### WHAT NEEDS TO BE DONE
Return the complete listing that follows, with each line reproduced exactly.

### INFORMATION SUPPLIED
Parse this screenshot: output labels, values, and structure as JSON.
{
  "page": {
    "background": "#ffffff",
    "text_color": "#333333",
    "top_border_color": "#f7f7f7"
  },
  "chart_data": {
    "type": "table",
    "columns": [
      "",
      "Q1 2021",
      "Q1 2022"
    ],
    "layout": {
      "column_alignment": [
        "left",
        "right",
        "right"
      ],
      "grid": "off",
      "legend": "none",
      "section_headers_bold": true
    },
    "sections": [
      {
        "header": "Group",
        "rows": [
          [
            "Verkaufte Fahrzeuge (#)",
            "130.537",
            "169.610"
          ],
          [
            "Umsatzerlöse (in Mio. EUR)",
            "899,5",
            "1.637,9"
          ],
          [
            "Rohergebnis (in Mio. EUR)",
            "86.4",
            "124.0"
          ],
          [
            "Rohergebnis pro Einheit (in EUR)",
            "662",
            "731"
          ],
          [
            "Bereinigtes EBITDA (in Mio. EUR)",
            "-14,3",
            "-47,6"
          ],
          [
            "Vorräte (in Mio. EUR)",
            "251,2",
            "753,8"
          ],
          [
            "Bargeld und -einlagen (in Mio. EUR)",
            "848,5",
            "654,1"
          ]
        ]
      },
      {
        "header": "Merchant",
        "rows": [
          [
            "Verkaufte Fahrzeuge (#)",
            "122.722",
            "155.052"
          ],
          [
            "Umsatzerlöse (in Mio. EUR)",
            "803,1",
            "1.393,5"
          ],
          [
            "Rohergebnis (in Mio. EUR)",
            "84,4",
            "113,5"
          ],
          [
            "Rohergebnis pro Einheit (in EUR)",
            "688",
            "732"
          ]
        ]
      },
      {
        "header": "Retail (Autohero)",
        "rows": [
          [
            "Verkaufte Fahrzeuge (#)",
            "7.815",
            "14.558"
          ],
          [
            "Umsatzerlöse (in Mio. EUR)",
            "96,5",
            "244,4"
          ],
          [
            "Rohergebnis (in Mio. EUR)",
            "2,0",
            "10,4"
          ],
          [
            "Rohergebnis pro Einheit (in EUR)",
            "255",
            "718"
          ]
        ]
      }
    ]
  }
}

### TASK RESPONSE
Parse this screenshot: output labels, values, and structure as JSON.
{
  "page": {
    "background": "#ffffff",
    "text_color": "#333333",
    "top_border_color": "#f7f7f7"
  },
  "chart_data": {
    "type": "table",
    "columns": [
      "",
      "Q1 2021",
      "Q1 2022"
    ],
    "layout": {
      "column_alignment": [
        "left",
        "right",
        "right"
      ],
      "grid": "off",
      "legend": "none",
      "section_headers_bold": true
    },
    "sections": [
      {
        "header": "Group",
        "rows": [
          [
            "Verkaufte Fahrzeuge (#)",
            "130.537",
            "169.610"
          ],
          [
            "Umsatzerlöse (in Mio. EUR)",
            "899,5",
            "1.637,9"
          ],
          [
            "Rohergebnis (in Mio. EUR)",
            "86.4",
            "124.0"
          ],
          [
            "Rohergebnis pro Einheit (in EUR)",
            "662",
            "731"
          ],
          [
            "Bereinigtes EBITDA (in Mio. EUR)",
            "-14,3",
            "-47,6"
          ],
          [
            "Vorräte (in Mio. EUR)",
            "251,2",
            "753,8"
          ],
          [
            "Bargeld und -einlagen (in Mio. EUR)",
            "848,5",
            "654,1"
          ]
        ]
      },
      {
        "header": "Merchant",
        "rows": [
          [
            "Verkaufte Fahrzeuge (#)",
            "122.722",
            "155.052"
          ],
          [
            "Umsatzerlöse (in Mio. EUR)",
            "803,1",
            "1.393,5"
          ],
          [
            "Rohergebnis (in Mio. EUR)",
            "84,4",
            "113,5"
          ],
          [
            "Rohergebnis pro Einheit (in EUR)",
            "688",
            "732"
          ]
        ]
      },
      {
        "header": "Retail (Autohero)",
        "rows": [
          [
            "Verkaufte Fahrzeuge (#)",
            "7.815",
            "14.558"
          ],
          [
            "Umsatzerlöse (in Mio. EUR)",
            "96,5",
            "244,4"
          ],
          [
            "Rohergebnis (in Mio. EUR)",
            "2,0",
            "10,4"
          ],
          [
            "Rohergebnis pro Einheit (in EUR)",
            "255",
            "718"
          ]
        ]
      }
    ]
  }
}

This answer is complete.